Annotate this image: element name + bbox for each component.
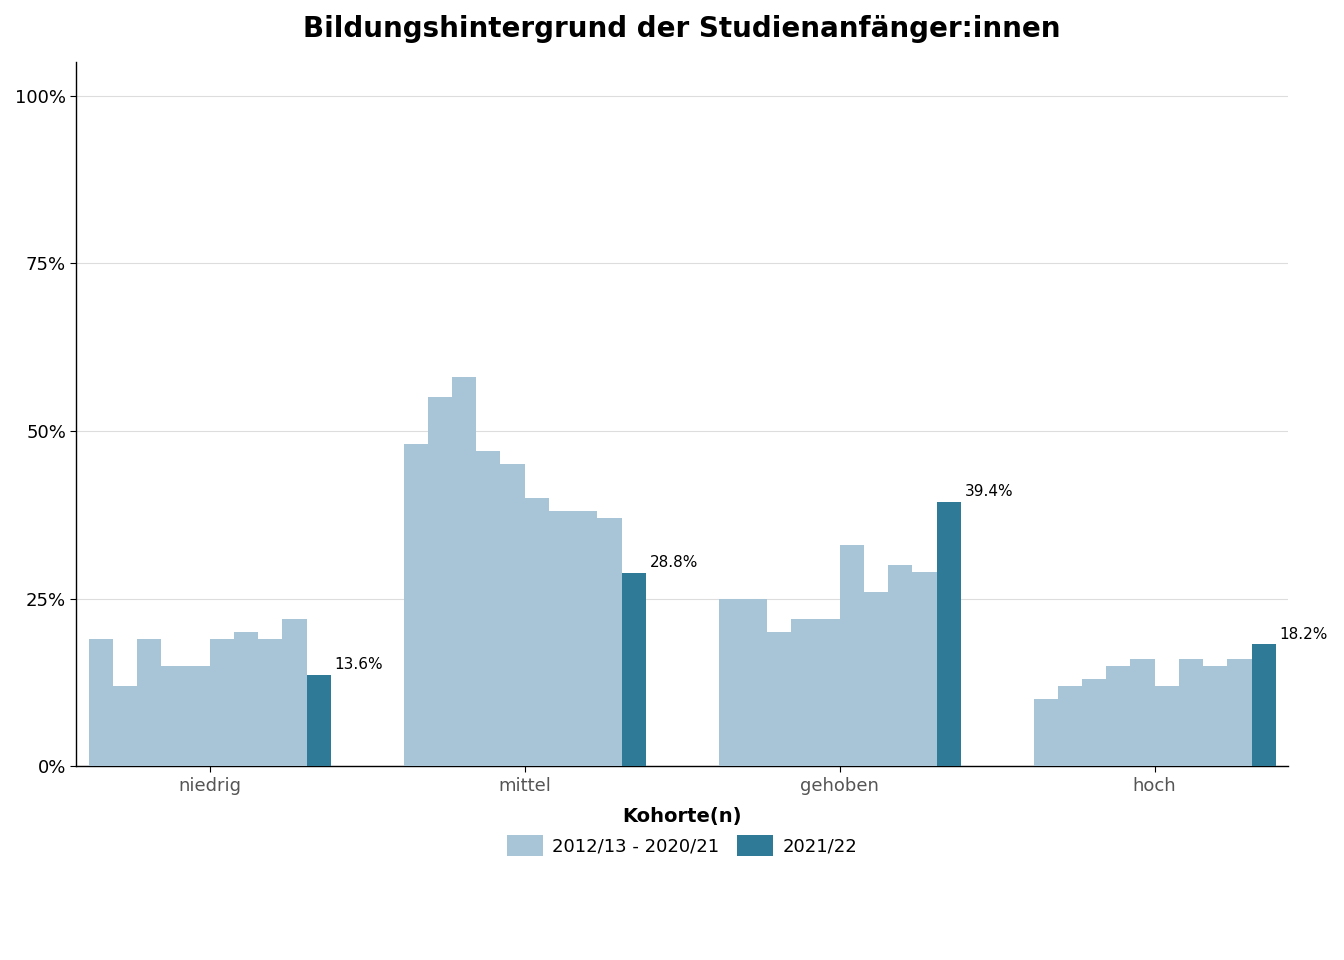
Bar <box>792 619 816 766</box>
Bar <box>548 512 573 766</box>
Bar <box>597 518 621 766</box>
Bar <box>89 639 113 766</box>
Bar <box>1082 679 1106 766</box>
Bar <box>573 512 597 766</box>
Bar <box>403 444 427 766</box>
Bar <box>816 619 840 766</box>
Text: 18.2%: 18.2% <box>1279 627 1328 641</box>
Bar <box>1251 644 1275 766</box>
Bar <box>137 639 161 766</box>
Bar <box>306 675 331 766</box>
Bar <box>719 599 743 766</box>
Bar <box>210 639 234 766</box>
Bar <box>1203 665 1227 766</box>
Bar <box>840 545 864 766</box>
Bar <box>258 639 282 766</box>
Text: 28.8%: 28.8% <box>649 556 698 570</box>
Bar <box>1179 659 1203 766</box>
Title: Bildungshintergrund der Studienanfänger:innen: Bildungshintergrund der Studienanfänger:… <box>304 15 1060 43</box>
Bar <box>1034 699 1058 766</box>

> _EXERCISE AIM_
Please transcribe every line of the entries above character for character, leaving out the pictures.

> _RESPONSE TO THIS EXERCISE_
Annotate this image: element name + bbox for each component.
Bar <box>792 619 816 766</box>
Bar <box>548 512 573 766</box>
Bar <box>597 518 621 766</box>
Bar <box>89 639 113 766</box>
Bar <box>1082 679 1106 766</box>
Bar <box>573 512 597 766</box>
Bar <box>403 444 427 766</box>
Bar <box>816 619 840 766</box>
Text: 18.2%: 18.2% <box>1279 627 1328 641</box>
Bar <box>1251 644 1275 766</box>
Bar <box>137 639 161 766</box>
Bar <box>306 675 331 766</box>
Bar <box>719 599 743 766</box>
Bar <box>210 639 234 766</box>
Bar <box>1203 665 1227 766</box>
Bar <box>840 545 864 766</box>
Bar <box>258 639 282 766</box>
Text: 28.8%: 28.8% <box>649 556 698 570</box>
Bar <box>1179 659 1203 766</box>
Title: Bildungshintergrund der Studienanfänger:innen: Bildungshintergrund der Studienanfänger:… <box>304 15 1060 43</box>
Bar <box>1034 699 1058 766</box>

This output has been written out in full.